◆ **Objective**
Identify all lines in the listing that include the word "วยงานท", and copy them out.

◆ **Record excerpts**

════════

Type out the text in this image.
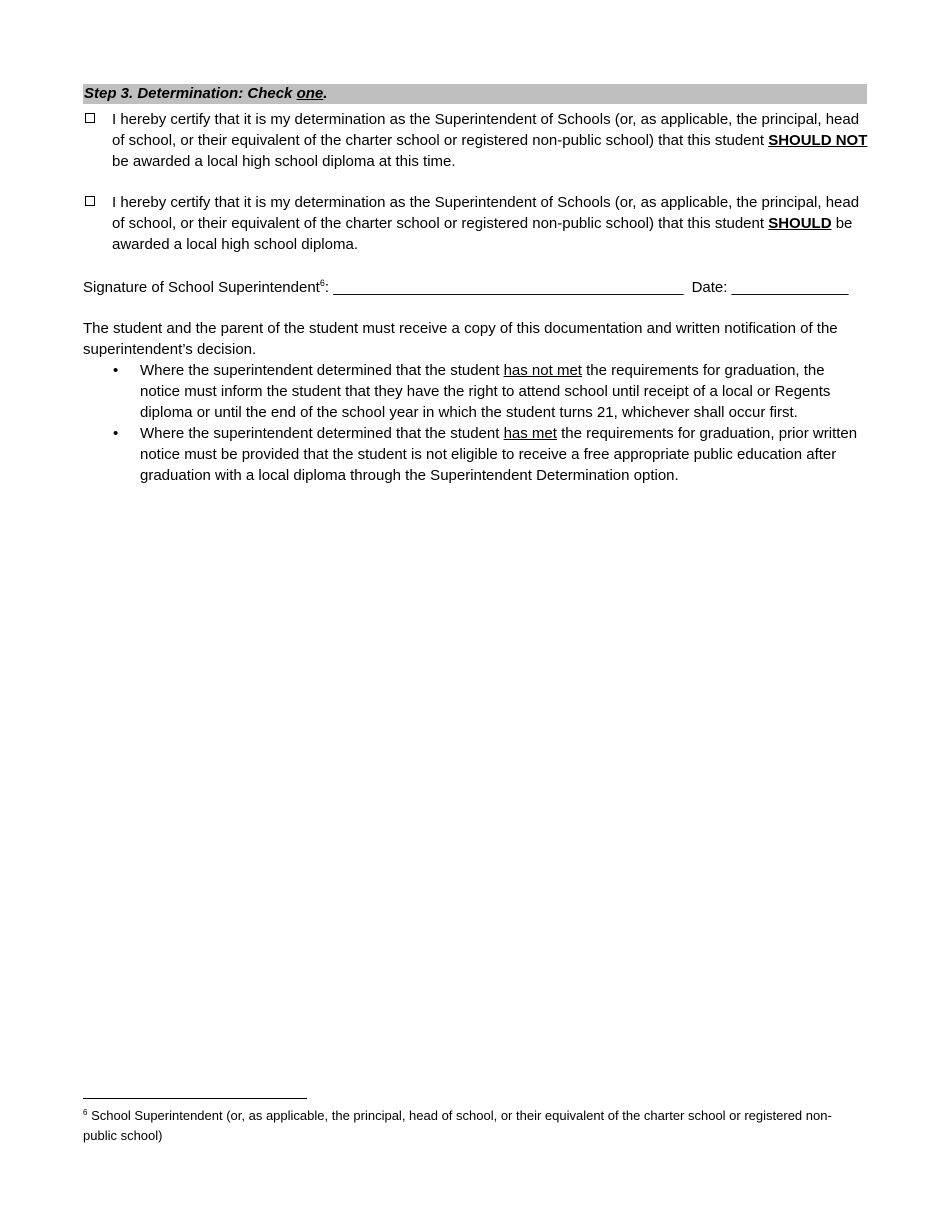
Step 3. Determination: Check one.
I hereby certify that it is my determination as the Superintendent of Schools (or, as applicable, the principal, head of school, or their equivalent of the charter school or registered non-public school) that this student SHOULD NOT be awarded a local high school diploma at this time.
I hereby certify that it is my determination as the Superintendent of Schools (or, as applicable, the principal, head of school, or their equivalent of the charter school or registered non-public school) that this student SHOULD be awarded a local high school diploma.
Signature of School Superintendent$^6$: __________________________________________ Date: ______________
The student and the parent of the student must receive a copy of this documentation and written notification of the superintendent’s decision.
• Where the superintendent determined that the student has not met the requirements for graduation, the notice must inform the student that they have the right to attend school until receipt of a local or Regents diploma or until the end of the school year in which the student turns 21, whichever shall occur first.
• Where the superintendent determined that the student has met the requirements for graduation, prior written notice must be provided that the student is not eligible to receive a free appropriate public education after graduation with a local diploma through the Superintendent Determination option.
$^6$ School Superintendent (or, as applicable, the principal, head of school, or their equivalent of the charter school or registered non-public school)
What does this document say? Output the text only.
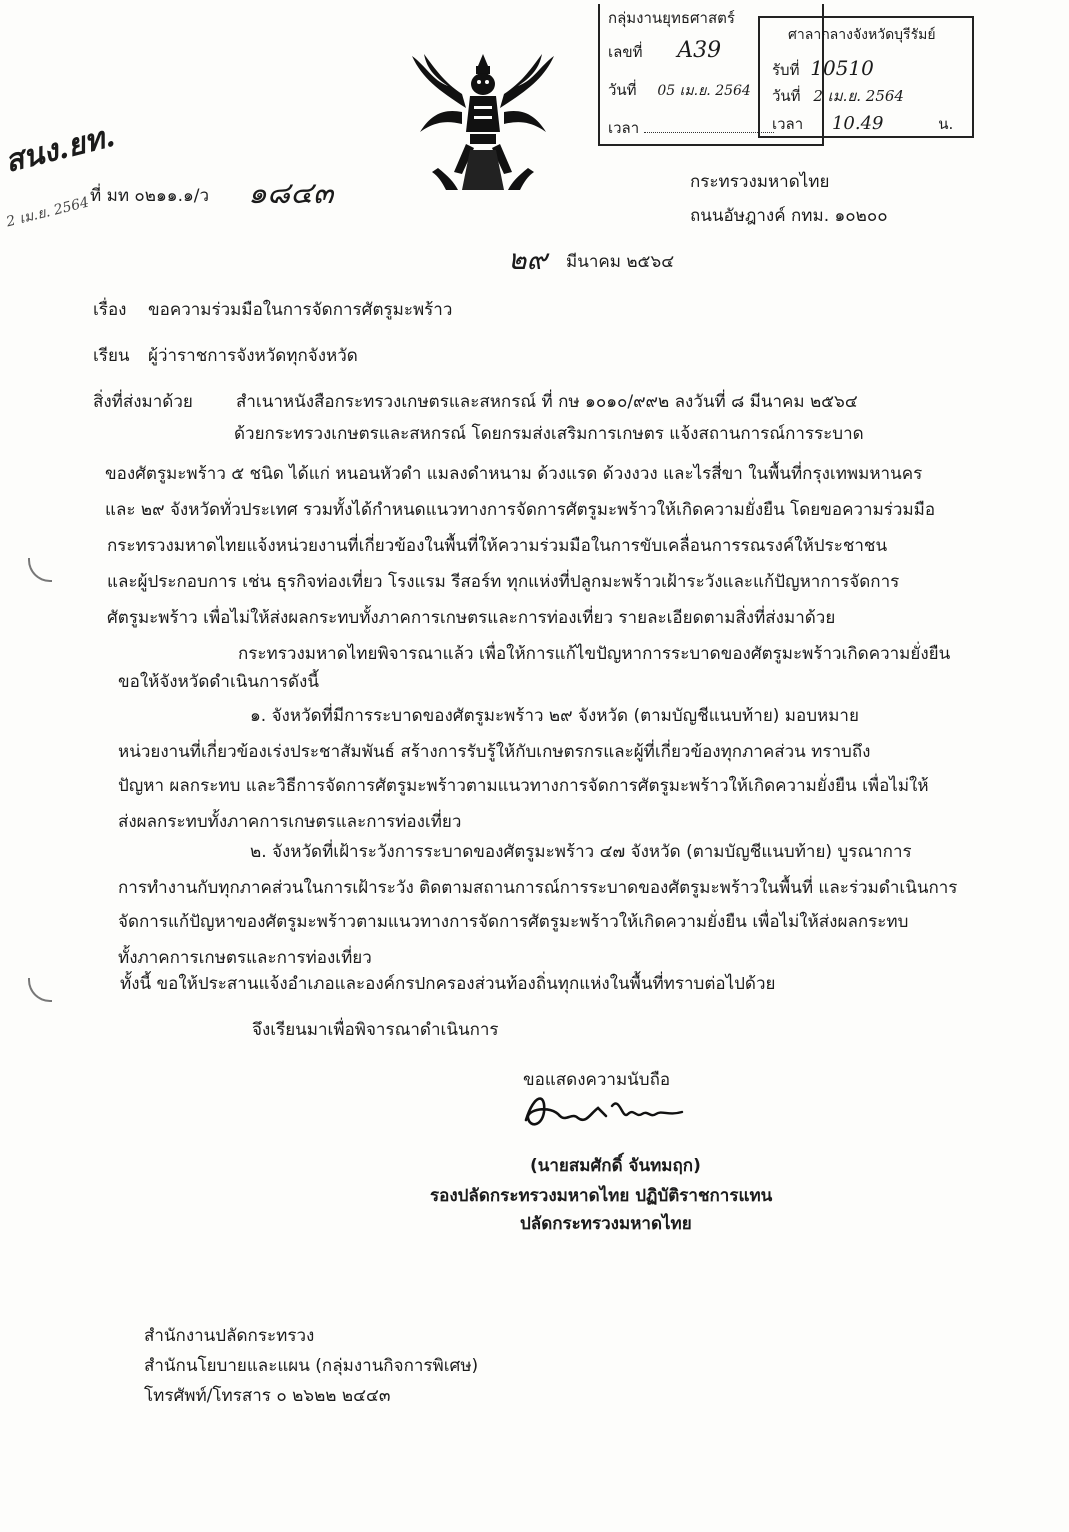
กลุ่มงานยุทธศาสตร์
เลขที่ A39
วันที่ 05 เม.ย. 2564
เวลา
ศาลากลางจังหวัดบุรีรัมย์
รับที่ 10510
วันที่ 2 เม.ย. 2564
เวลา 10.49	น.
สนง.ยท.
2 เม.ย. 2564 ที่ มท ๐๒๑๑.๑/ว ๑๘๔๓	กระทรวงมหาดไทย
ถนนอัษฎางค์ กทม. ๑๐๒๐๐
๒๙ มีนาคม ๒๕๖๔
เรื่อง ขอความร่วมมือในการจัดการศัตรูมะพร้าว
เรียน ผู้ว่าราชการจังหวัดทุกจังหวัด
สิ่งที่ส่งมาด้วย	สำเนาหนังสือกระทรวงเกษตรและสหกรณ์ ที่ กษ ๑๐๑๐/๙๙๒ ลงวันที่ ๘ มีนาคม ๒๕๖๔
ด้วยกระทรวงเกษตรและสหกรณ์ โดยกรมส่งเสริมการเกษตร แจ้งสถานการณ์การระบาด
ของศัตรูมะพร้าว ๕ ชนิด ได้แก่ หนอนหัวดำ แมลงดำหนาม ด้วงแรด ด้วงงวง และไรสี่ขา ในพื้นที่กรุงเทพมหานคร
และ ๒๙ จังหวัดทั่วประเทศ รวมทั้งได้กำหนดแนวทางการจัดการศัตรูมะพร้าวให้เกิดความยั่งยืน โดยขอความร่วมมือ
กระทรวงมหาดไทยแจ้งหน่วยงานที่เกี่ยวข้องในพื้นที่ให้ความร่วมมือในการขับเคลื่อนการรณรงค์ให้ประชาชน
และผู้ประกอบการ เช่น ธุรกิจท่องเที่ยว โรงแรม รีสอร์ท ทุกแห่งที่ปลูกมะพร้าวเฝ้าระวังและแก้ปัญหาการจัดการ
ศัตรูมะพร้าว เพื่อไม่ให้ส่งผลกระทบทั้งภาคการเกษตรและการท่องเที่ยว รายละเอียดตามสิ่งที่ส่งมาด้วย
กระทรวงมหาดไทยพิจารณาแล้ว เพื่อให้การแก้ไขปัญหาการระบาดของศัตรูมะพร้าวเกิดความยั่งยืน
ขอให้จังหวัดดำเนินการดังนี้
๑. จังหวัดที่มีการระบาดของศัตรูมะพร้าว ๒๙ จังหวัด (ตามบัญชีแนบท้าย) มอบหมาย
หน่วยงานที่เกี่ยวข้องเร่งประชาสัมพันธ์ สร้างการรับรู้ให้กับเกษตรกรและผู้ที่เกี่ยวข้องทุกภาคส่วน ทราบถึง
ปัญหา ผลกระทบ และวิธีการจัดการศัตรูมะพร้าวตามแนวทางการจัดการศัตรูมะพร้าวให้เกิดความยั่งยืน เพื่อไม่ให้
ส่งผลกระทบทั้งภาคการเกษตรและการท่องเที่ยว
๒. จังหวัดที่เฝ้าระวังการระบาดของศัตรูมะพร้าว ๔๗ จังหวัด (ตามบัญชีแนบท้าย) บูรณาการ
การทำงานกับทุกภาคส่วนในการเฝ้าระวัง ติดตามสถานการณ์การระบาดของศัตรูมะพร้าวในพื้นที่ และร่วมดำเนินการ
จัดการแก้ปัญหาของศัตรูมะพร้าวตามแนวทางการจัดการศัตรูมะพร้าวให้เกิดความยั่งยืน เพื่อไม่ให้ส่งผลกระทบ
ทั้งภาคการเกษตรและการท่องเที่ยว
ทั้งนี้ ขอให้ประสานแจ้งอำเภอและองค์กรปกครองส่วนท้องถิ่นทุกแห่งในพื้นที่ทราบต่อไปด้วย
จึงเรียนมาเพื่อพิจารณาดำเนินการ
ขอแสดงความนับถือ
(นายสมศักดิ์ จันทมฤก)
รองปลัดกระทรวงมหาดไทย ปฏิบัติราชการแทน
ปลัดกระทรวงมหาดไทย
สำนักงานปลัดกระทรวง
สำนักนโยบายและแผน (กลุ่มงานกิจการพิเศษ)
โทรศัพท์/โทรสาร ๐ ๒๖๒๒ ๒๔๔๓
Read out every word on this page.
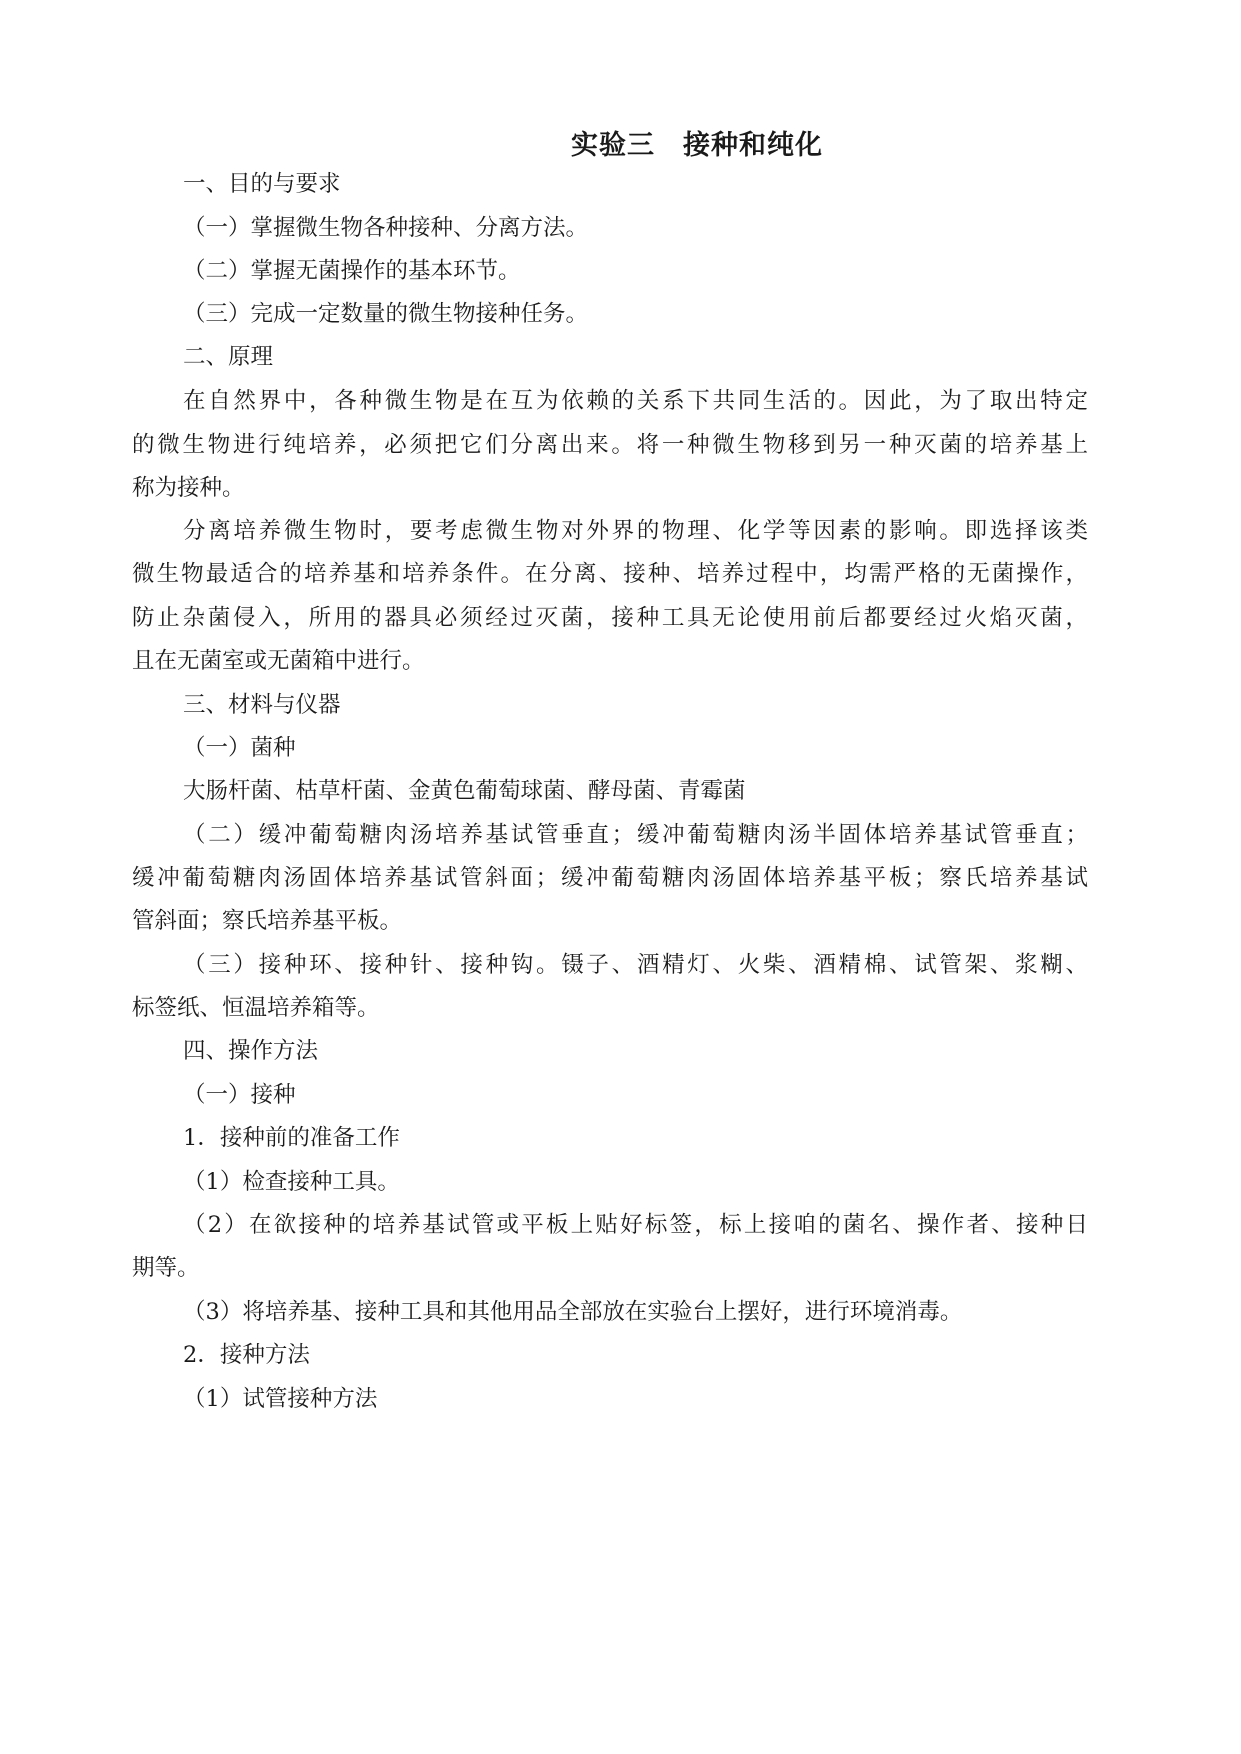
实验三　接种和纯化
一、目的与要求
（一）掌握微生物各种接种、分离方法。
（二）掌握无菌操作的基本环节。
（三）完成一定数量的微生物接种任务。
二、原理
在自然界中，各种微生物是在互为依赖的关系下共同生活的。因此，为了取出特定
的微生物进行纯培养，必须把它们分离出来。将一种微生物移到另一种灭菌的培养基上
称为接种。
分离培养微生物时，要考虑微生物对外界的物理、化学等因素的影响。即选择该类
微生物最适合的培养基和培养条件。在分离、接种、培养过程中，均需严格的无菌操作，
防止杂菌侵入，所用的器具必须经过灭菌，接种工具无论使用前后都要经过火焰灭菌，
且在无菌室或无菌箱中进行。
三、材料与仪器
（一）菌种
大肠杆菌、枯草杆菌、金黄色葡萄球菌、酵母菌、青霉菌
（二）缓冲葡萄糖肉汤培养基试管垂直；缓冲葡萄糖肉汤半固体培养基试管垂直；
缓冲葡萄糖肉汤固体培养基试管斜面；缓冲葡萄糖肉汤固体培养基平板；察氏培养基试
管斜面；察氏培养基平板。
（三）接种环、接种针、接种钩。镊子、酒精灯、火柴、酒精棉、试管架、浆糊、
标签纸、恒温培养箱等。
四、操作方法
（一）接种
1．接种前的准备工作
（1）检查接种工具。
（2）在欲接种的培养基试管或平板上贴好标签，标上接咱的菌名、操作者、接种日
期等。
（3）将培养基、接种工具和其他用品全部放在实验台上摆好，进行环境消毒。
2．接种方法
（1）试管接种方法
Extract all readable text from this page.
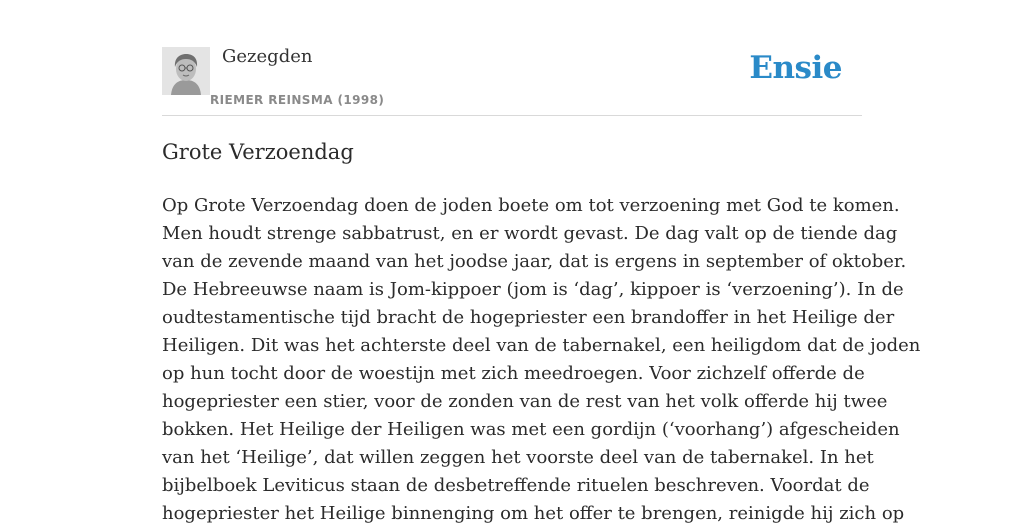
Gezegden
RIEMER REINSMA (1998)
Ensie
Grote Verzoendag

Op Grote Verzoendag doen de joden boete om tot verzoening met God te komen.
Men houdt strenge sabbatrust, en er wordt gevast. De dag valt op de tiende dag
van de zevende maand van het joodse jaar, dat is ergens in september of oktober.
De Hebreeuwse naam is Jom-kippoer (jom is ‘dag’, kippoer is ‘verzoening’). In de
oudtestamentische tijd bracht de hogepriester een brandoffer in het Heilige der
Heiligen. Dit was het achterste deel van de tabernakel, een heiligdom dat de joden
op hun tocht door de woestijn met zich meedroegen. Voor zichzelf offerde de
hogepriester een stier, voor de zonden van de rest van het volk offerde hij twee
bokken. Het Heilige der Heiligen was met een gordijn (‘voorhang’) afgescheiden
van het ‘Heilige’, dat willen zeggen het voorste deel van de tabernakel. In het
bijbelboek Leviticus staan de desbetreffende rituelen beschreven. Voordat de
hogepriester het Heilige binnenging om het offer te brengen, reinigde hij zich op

════════

◆ **Exercise result**
กระทรวงมหาดไทยแจ้งหน่วยงานที่เกี่ยวข้องในพื้นที่ให้ความร่วมมือในการขับเคลื่อนการรณรงค์ให้ประชาชน
หน่วยงานที่เกี่ยวข้องเร่งประชาสัมพันธ์ สร้างการรับรู้ให้กับเกษตรกรและผู้ที่เกี่ยวข้องทุกภาคส่วน ทราบถึง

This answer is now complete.